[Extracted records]
========

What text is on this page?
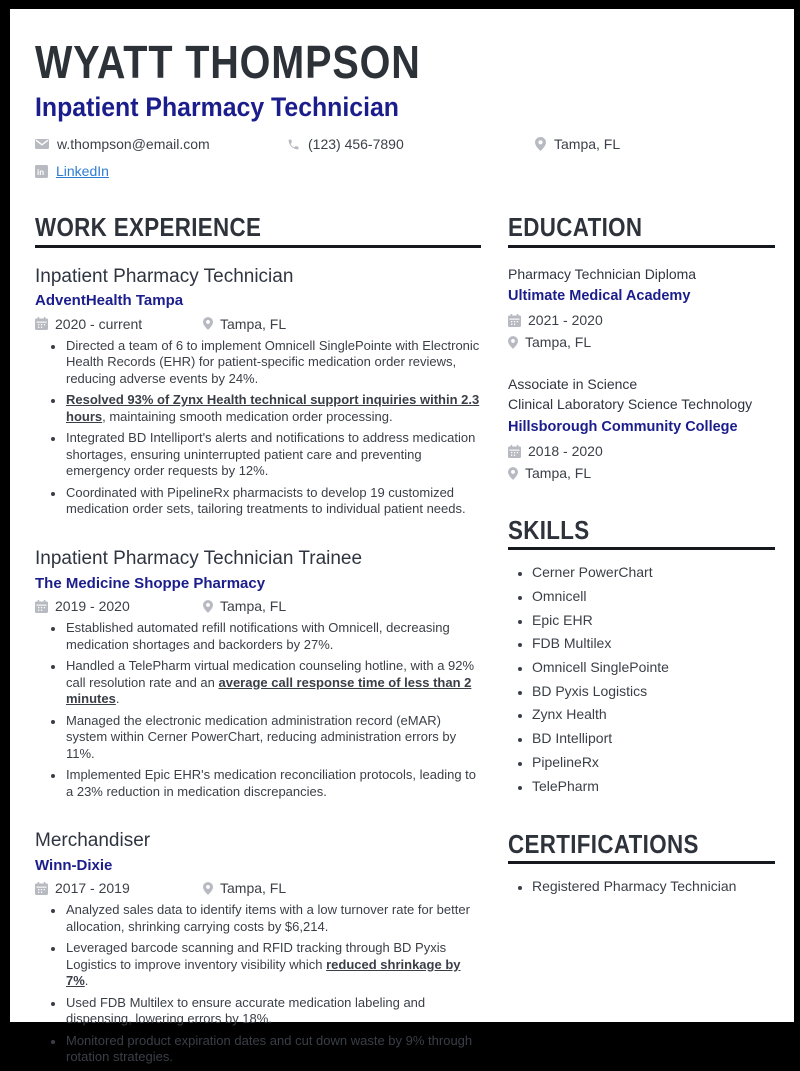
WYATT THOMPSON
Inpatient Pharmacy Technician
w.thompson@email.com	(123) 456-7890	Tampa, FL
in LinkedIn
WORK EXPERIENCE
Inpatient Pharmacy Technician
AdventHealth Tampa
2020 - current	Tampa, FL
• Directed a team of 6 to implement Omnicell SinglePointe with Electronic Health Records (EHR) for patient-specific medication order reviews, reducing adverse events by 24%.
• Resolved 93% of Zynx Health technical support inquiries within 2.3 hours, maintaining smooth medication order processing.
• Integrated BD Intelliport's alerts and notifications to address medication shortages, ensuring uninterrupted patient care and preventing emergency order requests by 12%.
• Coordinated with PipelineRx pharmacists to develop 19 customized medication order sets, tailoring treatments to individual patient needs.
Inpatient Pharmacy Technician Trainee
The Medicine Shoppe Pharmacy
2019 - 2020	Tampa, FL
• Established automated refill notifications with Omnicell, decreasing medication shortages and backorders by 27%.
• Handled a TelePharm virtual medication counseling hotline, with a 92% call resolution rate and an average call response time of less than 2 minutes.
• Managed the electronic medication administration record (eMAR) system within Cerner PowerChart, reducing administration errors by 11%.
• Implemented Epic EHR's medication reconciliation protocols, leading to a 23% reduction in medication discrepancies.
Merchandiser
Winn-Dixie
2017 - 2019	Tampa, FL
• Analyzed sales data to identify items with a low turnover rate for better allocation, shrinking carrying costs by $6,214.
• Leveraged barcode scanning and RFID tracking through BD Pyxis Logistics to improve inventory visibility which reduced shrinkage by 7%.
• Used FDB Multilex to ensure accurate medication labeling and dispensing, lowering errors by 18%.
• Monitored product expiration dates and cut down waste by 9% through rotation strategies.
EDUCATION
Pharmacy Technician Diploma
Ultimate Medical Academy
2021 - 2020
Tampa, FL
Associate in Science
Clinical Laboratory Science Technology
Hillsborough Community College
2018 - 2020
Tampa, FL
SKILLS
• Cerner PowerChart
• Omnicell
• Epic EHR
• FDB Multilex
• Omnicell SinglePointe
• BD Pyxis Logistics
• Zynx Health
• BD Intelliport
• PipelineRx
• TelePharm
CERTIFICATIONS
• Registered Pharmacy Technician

========

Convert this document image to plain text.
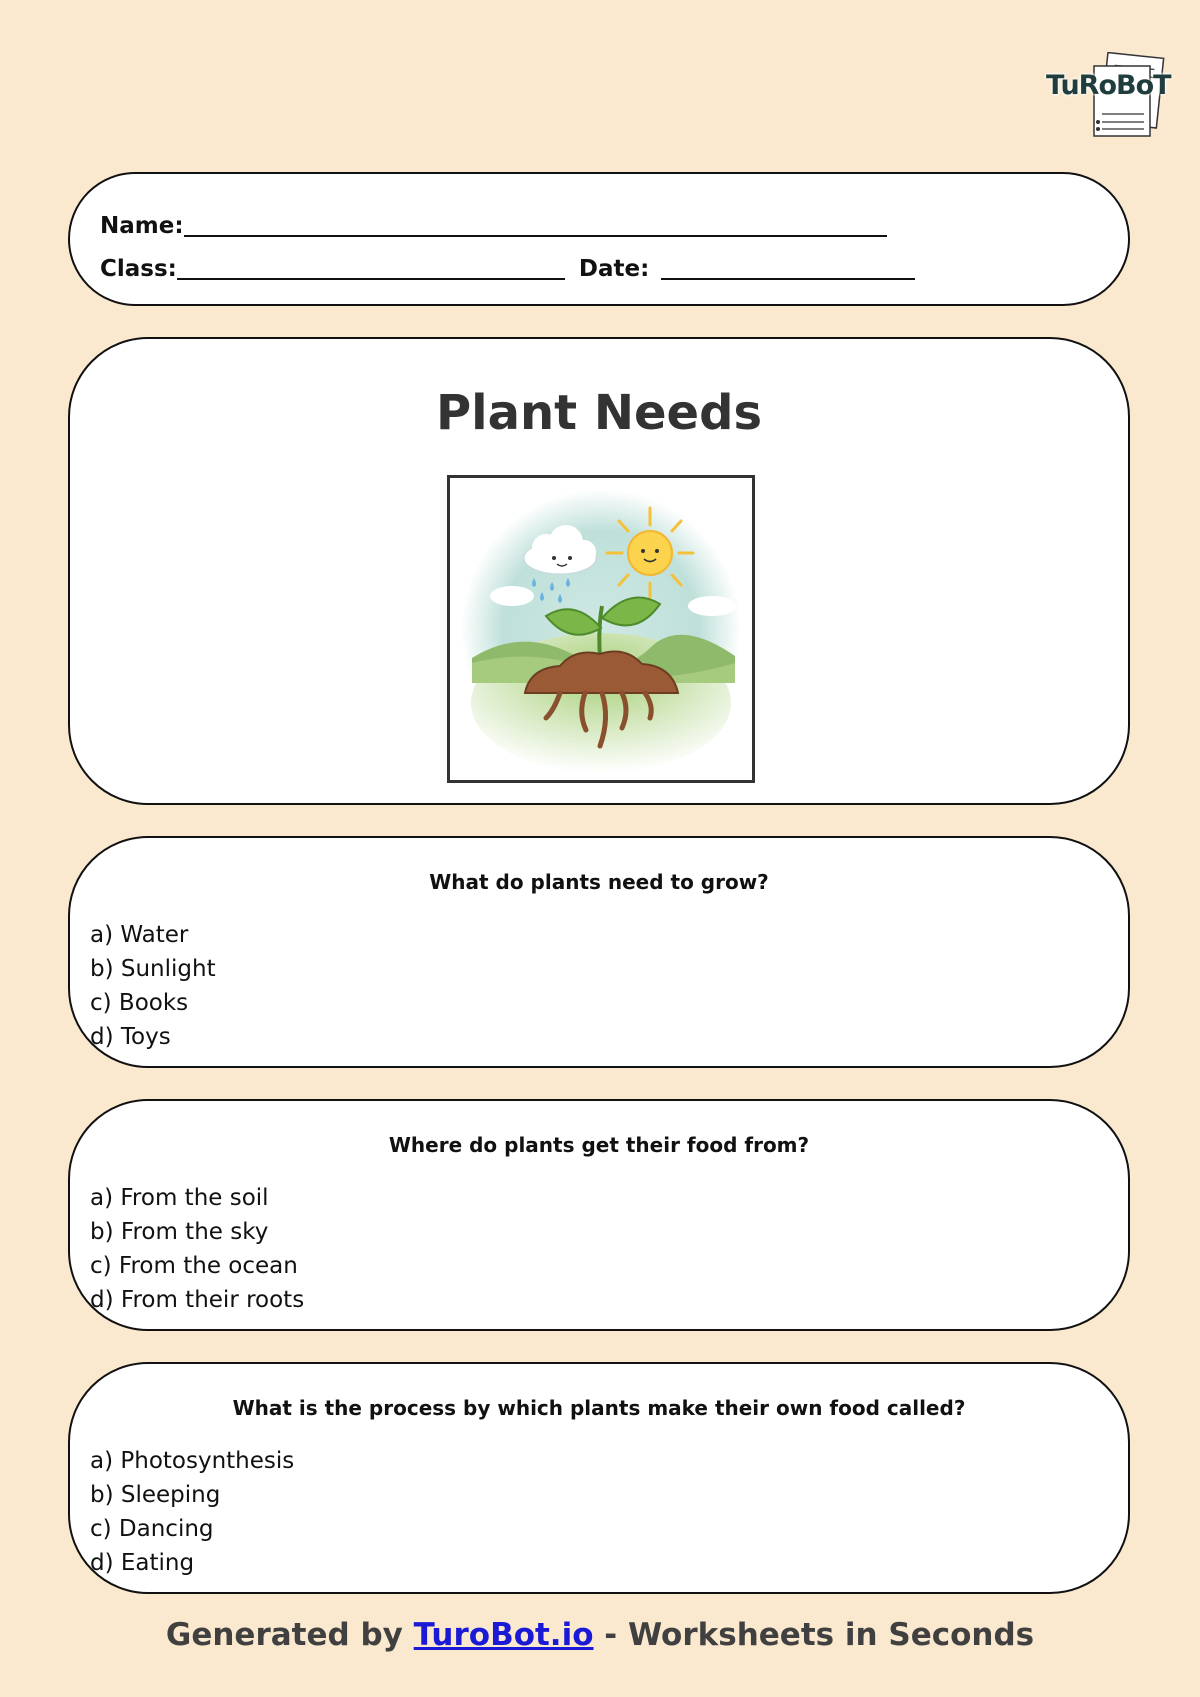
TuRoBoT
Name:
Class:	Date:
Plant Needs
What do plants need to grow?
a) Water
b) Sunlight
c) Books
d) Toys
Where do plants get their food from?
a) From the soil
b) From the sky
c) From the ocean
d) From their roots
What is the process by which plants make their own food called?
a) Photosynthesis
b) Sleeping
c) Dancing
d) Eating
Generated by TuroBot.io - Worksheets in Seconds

========

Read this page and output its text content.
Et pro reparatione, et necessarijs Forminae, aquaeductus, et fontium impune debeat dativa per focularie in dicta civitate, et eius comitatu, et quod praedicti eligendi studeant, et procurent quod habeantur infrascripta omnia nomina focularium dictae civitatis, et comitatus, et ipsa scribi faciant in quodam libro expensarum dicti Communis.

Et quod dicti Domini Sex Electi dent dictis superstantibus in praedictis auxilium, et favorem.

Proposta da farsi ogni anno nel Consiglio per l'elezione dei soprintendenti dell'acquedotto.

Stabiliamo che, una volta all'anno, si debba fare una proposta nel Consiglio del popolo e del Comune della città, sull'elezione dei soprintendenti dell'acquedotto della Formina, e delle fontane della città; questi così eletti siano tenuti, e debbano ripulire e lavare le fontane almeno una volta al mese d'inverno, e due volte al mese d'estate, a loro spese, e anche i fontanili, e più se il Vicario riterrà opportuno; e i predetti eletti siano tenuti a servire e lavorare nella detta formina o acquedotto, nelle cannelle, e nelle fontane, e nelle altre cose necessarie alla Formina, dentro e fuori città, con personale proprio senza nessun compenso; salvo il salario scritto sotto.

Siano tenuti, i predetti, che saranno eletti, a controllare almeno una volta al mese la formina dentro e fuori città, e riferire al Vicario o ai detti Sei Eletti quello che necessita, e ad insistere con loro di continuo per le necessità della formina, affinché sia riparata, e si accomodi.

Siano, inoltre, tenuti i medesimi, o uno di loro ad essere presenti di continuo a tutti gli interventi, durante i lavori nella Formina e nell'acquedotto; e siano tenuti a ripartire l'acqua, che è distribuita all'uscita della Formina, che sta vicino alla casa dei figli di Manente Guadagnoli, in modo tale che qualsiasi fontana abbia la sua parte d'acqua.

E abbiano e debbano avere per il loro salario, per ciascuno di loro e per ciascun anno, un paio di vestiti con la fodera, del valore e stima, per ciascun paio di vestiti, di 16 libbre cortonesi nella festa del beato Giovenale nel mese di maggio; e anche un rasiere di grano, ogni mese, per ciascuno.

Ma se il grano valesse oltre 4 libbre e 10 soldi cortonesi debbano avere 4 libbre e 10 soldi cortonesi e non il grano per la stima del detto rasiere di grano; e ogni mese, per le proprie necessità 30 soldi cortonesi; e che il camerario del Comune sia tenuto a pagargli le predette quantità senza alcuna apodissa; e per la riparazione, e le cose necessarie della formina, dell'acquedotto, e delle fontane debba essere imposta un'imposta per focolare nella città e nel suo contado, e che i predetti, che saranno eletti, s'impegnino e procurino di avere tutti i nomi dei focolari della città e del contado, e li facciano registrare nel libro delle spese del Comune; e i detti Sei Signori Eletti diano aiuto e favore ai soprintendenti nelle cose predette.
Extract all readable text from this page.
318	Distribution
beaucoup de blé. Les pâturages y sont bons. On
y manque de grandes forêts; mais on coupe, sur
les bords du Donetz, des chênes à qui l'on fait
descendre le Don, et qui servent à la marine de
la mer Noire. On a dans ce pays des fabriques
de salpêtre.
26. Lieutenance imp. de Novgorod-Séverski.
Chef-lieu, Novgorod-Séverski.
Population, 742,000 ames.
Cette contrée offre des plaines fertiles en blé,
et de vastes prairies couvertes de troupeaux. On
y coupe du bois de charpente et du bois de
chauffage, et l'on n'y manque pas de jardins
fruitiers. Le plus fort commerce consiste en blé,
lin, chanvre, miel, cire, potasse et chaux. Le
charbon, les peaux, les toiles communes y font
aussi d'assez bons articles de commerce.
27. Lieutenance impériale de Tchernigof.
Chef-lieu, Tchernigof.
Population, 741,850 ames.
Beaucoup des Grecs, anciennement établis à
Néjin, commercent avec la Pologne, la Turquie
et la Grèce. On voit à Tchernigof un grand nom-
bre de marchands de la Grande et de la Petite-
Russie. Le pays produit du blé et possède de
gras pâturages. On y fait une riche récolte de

========

What is expected: Gather up the lines that contain the word "this".

Exercise answer:
What text is on this page?
Convert this document image to plain text.
Read this page and output its text content.
Extract all readable text from this page.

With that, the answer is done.